Dataset items:
begin

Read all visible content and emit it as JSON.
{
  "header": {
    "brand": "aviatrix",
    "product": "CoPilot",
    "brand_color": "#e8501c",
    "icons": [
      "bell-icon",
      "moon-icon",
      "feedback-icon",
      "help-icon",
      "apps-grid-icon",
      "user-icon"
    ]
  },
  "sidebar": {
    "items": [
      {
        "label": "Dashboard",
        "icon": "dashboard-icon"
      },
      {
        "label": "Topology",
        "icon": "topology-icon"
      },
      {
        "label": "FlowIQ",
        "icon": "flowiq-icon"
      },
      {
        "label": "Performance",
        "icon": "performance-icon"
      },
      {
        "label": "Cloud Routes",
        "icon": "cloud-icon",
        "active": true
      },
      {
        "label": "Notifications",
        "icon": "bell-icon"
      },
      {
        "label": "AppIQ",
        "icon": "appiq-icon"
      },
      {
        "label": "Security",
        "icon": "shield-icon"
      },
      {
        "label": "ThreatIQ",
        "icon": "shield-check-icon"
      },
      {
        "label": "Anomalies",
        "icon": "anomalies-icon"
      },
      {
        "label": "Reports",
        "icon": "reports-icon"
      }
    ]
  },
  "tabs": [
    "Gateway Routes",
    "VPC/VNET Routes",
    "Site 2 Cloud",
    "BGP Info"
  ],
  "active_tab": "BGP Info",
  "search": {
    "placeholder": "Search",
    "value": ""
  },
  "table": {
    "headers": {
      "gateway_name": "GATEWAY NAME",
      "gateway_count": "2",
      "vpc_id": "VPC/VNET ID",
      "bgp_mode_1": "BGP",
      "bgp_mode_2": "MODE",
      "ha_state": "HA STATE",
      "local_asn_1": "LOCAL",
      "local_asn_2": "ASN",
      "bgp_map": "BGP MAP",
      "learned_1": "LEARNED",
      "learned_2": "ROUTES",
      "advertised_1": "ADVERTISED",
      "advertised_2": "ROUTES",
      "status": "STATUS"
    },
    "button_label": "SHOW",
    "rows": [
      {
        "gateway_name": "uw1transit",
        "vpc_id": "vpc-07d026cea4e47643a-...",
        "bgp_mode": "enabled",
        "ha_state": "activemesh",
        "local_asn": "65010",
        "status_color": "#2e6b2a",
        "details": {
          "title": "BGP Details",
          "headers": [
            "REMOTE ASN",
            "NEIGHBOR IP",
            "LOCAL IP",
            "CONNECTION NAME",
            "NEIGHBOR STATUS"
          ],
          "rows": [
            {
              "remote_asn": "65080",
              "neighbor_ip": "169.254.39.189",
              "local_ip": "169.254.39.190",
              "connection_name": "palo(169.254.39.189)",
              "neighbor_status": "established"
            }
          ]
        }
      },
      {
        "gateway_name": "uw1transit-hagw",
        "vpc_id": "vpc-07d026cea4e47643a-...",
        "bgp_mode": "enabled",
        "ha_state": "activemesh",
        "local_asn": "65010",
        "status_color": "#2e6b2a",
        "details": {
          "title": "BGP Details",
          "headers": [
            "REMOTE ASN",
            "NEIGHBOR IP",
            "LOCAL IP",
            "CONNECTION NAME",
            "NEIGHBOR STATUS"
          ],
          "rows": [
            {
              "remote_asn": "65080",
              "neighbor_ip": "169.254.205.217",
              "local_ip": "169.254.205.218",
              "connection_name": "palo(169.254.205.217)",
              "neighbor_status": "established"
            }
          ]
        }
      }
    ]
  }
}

end

**EXERCISE REQUIREMENTS**
From the records above, extract everything verbatim.

**FINAL RESULT**
Read all visible content and emit it as JSON.
{
  "header": {
    "brand": "aviatrix",
    "product": "CoPilot",
    "brand_color": "#e8501c",
    "icons": [
      "bell-icon",
      "moon-icon",
      "feedback-icon",
      "help-icon",
      "apps-grid-icon",
      "user-icon"
    ]
  },
  "sidebar": {
    "items": [
      {
        "label": "Dashboard",
        "icon": "dashboard-icon"
      },
      {
        "label": "Topology",
        "icon": "topology-icon"
      },
      {
        "label": "FlowIQ",
        "icon": "flowiq-icon"
      },
      {
        "label": "Performance",
        "icon": "performance-icon"
      },
      {
        "label": "Cloud Routes",
        "icon": "cloud-icon",
        "active": true
      },
      {
        "label": "Notifications",
        "icon": "bell-icon"
      },
      {
        "label": "AppIQ",
        "icon": "appiq-icon"
      },
      {
        "label": "Security",
        "icon": "shield-icon"
      },
      {
        "label": "ThreatIQ",
        "icon": "shield-check-icon"
      },
      {
        "label": "Anomalies",
        "icon": "anomalies-icon"
      },
      {
        "label": "Reports",
        "icon": "reports-icon"
      }
    ]
  },
  "tabs": [
    "Gateway Routes",
    "VPC/VNET Routes",
    "Site 2 Cloud",
    "BGP Info"
  ],
  "active_tab": "BGP Info",
  "search": {
    "placeholder": "Search",
    "value": ""
  },
  "table": {
    "headers": {
      "gateway_name": "GATEWAY NAME",
      "gateway_count": "2",
      "vpc_id": "VPC/VNET ID",
      "bgp_mode_1": "BGP",
      "bgp_mode_2": "MODE",
      "ha_state": "HA STATE",
      "local_asn_1": "LOCAL",
      "local_asn_2": "ASN",
      "bgp_map": "BGP MAP",
      "learned_1": "LEARNED",
      "learned_2": "ROUTES",
      "advertised_1": "ADVERTISED",
      "advertised_2": "ROUTES",
      "status": "STATUS"
    },
    "button_label": "SHOW",
    "rows": [
      {
        "gateway_name": "uw1transit",
        "vpc_id": "vpc-07d026cea4e47643a-...",
        "bgp_mode": "enabled",
        "ha_state": "activemesh",
        "local_asn": "65010",
        "status_color": "#2e6b2a",
        "details": {
          "title": "BGP Details",
          "headers": [
            "REMOTE ASN",
            "NEIGHBOR IP",
            "LOCAL IP",
            "CONNECTION NAME",
            "NEIGHBOR STATUS"
          ],
          "rows": [
            {
              "remote_asn": "65080",
              "neighbor_ip": "169.254.39.189",
              "local_ip": "169.254.39.190",
              "connection_name": "palo(169.254.39.189)",
              "neighbor_status": "established"
            }
          ]
        }
      },
      {
        "gateway_name": "uw1transit-hagw",
        "vpc_id": "vpc-07d026cea4e47643a-...",
        "bgp_mode": "enabled",
        "ha_state": "activemesh",
        "local_asn": "65010",
        "status_color": "#2e6b2a",
        "details": {
          "title": "BGP Details",
          "headers": [
            "REMOTE ASN",
            "NEIGHBOR IP",
            "LOCAL IP",
            "CONNECTION NAME",
            "NEIGHBOR STATUS"
          ],
          "rows": [
            {
              "remote_asn": "65080",
              "neighbor_ip": "169.254.205.217",
              "local_ip": "169.254.205.218",
              "connection_name": "palo(169.254.205.217)",
              "neighbor_status": "established"
            }
          ]
        }
      }
    ]
  }
}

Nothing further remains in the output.